>> begin PROVIDED DATA

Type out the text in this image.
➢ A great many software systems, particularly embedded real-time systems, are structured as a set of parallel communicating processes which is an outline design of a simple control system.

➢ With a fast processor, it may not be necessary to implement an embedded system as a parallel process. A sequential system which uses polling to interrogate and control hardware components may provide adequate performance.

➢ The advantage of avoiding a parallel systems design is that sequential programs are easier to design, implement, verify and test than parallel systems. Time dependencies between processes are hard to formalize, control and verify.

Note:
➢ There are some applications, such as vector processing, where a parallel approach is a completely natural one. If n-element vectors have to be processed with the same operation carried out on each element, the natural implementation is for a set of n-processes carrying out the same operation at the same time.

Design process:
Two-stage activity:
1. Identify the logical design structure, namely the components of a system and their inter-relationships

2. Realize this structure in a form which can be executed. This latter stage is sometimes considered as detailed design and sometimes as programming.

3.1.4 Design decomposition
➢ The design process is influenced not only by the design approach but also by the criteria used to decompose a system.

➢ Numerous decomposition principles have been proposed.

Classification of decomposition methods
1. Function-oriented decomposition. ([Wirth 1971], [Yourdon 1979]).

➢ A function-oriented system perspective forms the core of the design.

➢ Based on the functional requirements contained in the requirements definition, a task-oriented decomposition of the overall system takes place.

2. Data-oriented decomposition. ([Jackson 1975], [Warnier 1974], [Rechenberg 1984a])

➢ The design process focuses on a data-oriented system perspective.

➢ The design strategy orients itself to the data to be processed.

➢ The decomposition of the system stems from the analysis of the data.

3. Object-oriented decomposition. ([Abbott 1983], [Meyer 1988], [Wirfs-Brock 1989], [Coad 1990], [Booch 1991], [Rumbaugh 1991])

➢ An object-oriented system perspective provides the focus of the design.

>> end PROVIDED DATA

**PROBLEM REQUIREMENTS**
Return all lines with the word "this" in them.

**WRITTEN SOLUTION**
Type out the text in this image.
2. Realize this structure in a form which can be executed. This latter stage is sometimes considered as detailed design and sometimes as programming.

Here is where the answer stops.